- Exercise directions -
In the records below, find each line with the word "lavt" and copy it.

- Extracted information -
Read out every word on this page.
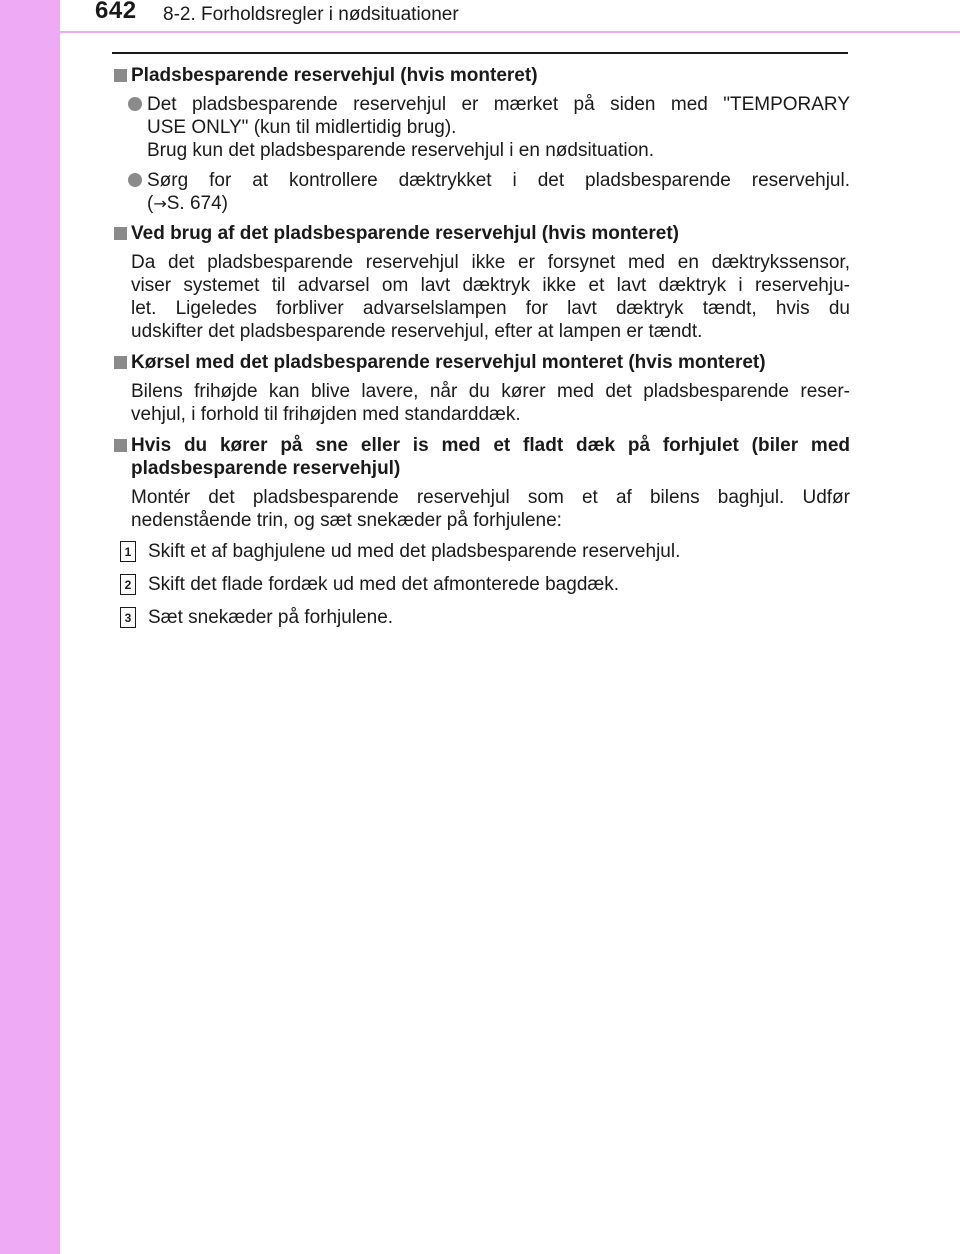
642 8-2. Forholdsregler i nødsituationer
Pladsbesparende reservehjul (hvis monteret)
Det pladsbesparende reservehjul er mærket på siden med "TEMPORARY
USE ONLY" (kun til midlertidig brug).
Brug kun det pladsbesparende reservehjul i en nødsituation.
Sørg for at kontrollere dæktrykket i det pladsbesparende reservehjul.
(→S. 674)
Ved brug af det pladsbesparende reservehjul (hvis monteret)
Da det pladsbesparende reservehjul ikke er forsynet med en dæktrykssensor,
viser systemet til advarsel om lavt dæktryk ikke et lavt dæktryk i reservehju-
let. Ligeledes forbliver advarselslampen for lavt dæktryk tændt, hvis du
udskifter det pladsbesparende reservehjul, efter at lampen er tændt.
Kørsel med det pladsbesparende reservehjul monteret (hvis monteret)
Bilens frihøjde kan blive lavere, når du kører med det pladsbesparende reser-
vehjul, i forhold til frihøjden med standarddæk.
Hvis du kører på sne eller is med et fladt dæk på forhjulet (biler med
pladsbesparende reservehjul)
Montér det pladsbesparende reservehjul som et af bilens baghjul. Udfør
nedenstående trin, og sæt snekæder på forhjulene:
1 Skift et af baghjulene ud med det pladsbesparende reservehjul.
2 Skift det flade fordæk ud med det afmonterede bagdæk.
3 Sæt snekæder på forhjulene.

- Expected answer -
viser systemet til advarsel om lavt dæktryk ikke et lavt dæktryk i reservehju-
let. Ligeledes forbliver advarselslampen for lavt dæktryk tændt, hvis du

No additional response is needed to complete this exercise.